The exercise:
Select the lines that contain "complaints" and copy each of them.

Records for this task:
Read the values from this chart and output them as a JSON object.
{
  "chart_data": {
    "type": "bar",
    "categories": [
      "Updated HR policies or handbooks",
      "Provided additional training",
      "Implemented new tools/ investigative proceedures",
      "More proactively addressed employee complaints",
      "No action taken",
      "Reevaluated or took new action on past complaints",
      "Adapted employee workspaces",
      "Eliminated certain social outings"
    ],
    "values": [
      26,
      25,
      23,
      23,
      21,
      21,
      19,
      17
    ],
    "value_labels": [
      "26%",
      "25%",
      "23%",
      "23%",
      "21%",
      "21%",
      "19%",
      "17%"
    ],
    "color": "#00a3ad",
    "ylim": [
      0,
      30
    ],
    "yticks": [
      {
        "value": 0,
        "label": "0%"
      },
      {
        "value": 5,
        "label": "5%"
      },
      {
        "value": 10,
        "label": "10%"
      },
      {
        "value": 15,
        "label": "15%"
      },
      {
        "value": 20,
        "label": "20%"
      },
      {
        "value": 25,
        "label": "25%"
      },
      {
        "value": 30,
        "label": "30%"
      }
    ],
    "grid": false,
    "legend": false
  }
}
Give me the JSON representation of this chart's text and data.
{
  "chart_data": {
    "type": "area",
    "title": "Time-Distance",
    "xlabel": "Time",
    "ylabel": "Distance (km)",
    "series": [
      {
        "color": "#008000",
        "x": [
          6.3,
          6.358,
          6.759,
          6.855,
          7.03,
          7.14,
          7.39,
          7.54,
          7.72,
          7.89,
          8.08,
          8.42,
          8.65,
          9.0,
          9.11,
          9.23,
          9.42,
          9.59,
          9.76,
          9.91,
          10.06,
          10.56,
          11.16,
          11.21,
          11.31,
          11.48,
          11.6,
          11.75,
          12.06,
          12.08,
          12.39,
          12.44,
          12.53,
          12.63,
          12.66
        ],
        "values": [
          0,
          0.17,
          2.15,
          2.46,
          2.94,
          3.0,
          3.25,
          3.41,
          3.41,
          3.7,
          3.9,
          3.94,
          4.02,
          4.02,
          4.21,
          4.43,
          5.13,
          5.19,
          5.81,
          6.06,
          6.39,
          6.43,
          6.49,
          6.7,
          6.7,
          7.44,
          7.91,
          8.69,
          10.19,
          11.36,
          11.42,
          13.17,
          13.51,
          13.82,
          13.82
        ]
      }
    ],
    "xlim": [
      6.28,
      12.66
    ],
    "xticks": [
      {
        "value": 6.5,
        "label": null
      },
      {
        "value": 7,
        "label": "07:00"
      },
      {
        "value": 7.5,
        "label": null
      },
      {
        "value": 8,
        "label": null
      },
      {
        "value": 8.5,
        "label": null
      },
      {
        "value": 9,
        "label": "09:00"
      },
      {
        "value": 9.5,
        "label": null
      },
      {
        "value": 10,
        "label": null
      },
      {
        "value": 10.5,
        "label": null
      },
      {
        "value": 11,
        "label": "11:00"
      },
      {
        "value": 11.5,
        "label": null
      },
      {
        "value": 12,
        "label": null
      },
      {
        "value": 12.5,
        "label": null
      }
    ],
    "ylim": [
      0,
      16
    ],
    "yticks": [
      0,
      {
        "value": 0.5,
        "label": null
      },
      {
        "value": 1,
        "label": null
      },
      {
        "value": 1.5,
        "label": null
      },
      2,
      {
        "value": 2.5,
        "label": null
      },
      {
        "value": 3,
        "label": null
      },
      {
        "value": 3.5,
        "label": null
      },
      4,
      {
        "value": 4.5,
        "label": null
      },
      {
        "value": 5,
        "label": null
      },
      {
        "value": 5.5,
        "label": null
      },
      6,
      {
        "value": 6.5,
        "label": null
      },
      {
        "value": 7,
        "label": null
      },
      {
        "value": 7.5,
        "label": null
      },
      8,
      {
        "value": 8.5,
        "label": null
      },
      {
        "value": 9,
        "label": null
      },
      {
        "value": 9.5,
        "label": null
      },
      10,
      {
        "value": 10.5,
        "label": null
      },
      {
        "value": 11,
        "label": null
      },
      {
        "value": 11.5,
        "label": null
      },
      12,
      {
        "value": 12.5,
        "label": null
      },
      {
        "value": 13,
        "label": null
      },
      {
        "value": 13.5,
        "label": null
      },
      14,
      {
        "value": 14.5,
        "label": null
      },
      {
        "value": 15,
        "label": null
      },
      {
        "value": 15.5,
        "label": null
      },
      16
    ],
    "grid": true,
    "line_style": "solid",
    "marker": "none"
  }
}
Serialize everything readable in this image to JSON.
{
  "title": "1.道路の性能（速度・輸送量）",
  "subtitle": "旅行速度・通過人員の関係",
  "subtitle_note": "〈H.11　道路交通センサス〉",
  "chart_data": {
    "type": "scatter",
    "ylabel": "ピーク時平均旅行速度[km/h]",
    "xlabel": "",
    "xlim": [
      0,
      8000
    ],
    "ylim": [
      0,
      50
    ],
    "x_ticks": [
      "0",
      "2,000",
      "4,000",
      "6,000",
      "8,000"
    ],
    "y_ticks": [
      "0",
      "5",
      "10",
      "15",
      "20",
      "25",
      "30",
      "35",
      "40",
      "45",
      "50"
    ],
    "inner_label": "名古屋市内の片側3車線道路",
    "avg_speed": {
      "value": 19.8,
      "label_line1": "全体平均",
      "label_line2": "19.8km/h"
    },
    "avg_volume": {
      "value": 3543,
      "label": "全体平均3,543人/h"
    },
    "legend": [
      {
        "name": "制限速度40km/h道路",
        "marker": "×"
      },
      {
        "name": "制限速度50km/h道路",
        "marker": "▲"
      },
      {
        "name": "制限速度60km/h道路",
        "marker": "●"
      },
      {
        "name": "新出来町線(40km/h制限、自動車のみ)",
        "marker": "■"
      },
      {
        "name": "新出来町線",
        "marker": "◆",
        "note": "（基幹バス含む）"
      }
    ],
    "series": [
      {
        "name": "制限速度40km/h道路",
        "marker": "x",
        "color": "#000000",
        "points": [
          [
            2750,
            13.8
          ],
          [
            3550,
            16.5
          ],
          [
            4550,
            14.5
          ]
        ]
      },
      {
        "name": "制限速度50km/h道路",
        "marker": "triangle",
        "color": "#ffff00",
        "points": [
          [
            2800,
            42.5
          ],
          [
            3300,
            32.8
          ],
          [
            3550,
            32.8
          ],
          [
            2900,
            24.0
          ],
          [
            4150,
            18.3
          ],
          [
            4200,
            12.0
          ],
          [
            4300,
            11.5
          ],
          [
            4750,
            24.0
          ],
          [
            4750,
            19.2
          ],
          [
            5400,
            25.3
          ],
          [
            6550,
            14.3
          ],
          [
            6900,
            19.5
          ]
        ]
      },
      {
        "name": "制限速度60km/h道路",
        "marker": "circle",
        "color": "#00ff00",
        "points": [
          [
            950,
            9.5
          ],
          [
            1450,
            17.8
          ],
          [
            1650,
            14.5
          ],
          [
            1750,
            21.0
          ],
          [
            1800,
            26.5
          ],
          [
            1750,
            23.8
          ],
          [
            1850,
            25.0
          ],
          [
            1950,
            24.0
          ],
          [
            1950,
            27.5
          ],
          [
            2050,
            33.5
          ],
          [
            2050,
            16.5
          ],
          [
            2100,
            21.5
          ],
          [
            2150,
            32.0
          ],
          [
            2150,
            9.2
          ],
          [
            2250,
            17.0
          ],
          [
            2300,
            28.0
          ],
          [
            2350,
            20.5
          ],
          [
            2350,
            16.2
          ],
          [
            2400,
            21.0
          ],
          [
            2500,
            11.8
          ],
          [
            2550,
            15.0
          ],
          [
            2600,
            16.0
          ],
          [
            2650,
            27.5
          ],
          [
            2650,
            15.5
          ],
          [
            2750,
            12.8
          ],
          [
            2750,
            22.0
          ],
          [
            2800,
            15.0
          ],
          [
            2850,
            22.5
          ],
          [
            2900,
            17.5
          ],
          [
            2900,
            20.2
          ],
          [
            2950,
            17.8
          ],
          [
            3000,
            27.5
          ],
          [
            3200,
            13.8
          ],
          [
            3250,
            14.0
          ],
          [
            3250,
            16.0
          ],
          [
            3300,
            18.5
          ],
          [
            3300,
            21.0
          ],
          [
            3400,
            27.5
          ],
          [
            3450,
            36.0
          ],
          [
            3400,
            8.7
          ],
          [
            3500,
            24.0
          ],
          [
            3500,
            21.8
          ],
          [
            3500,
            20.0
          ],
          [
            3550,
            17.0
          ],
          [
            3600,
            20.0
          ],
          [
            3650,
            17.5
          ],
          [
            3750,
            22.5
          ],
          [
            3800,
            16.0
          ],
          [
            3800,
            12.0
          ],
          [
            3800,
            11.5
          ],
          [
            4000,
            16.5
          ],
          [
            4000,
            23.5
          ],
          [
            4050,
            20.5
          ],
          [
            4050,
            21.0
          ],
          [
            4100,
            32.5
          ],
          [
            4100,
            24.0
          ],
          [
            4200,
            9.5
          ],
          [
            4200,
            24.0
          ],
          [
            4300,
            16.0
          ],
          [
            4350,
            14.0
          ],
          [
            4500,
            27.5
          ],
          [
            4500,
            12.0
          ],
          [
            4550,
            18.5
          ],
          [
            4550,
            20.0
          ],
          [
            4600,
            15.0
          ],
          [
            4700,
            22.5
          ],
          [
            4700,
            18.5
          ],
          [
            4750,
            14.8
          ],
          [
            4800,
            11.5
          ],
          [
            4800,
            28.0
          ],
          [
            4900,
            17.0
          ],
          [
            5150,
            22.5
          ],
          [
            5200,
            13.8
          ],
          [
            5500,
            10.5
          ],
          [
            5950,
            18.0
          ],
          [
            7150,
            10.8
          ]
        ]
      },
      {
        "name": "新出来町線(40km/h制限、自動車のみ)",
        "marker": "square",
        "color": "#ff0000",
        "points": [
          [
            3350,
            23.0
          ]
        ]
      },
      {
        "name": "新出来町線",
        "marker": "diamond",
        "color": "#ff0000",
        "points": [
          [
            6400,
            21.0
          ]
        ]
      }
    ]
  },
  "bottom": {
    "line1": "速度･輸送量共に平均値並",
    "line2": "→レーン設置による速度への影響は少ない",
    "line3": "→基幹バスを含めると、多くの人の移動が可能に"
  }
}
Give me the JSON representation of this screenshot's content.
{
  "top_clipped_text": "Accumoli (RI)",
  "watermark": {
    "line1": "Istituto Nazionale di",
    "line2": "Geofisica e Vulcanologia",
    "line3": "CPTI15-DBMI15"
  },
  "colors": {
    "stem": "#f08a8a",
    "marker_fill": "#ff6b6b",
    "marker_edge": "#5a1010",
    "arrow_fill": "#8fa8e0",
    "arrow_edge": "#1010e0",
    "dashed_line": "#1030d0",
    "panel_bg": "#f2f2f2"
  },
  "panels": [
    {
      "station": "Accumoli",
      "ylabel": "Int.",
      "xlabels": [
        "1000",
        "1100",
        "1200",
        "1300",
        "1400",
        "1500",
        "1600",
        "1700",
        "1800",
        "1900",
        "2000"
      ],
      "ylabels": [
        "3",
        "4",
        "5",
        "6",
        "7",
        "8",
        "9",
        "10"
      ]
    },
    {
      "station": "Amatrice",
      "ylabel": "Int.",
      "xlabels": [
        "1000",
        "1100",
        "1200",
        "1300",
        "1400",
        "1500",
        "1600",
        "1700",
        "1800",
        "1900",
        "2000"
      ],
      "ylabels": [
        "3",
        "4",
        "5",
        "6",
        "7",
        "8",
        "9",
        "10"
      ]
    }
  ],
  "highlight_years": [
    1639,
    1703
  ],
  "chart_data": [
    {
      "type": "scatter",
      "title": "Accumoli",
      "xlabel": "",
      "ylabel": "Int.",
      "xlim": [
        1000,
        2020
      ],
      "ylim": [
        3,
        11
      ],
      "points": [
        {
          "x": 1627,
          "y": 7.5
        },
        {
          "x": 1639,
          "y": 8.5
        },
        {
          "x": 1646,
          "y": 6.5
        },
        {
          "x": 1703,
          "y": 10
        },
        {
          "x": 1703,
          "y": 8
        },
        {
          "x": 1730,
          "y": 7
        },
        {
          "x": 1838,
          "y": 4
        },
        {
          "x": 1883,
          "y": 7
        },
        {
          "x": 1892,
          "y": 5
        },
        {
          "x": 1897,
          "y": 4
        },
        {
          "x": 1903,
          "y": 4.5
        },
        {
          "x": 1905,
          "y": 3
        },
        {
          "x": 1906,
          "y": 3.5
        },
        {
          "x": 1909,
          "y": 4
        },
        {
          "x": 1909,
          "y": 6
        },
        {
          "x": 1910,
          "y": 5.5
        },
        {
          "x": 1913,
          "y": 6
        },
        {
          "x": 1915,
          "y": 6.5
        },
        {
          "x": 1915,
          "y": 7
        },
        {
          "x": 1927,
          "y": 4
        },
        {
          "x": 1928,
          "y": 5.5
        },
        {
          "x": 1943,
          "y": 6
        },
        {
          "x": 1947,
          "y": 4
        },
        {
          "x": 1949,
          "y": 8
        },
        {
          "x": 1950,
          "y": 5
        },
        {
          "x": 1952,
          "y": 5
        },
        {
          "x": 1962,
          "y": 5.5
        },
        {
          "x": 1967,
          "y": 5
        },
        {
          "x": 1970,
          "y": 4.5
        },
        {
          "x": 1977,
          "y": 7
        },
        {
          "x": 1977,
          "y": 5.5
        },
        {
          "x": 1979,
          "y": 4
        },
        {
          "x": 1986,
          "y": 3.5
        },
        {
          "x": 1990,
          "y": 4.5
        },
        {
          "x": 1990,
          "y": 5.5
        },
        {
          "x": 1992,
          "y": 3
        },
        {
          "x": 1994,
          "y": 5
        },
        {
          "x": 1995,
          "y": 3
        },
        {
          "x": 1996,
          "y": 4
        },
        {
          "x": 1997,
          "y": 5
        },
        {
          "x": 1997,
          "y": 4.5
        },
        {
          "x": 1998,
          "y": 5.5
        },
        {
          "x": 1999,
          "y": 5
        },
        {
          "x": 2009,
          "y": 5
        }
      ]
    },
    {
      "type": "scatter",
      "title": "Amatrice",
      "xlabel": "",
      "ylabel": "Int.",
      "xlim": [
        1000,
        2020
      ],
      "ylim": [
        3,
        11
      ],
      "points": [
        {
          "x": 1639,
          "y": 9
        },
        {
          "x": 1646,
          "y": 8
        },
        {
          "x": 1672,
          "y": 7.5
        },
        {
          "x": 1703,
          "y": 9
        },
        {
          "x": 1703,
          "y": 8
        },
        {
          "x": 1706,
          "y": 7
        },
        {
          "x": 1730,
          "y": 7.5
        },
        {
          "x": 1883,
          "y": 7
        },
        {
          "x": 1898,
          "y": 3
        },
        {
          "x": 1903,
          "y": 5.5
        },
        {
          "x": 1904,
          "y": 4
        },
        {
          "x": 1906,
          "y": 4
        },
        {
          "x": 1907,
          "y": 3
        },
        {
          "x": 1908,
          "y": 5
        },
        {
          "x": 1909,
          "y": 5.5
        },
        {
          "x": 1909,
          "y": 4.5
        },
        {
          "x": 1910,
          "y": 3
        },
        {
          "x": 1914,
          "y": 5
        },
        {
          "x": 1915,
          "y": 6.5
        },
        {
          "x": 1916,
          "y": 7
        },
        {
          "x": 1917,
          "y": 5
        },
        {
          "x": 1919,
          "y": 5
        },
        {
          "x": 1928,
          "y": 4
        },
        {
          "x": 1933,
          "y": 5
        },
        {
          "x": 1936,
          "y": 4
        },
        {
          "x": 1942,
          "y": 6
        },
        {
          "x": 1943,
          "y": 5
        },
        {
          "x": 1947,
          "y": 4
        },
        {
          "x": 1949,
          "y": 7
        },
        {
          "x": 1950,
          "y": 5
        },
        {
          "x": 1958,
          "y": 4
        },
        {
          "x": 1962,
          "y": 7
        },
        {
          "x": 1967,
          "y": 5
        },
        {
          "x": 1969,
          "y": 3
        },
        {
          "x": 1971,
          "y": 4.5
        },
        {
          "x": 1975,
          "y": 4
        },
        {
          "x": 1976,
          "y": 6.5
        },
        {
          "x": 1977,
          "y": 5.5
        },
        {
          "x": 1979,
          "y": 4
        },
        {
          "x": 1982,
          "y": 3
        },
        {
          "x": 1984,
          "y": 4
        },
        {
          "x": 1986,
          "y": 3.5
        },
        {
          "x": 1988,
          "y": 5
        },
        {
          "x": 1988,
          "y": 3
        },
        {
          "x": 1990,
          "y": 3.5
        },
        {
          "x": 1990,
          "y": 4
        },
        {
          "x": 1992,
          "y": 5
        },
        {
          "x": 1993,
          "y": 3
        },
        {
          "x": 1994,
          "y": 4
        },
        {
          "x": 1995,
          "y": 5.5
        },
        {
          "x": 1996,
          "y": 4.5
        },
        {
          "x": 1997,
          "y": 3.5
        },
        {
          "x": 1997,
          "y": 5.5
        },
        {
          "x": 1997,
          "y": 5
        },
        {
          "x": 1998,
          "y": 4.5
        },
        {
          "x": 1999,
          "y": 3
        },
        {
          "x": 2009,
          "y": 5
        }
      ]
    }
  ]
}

Reply:
      "More proactively addressed employee complaints",
      "Reevaluated or took new action on past complaints",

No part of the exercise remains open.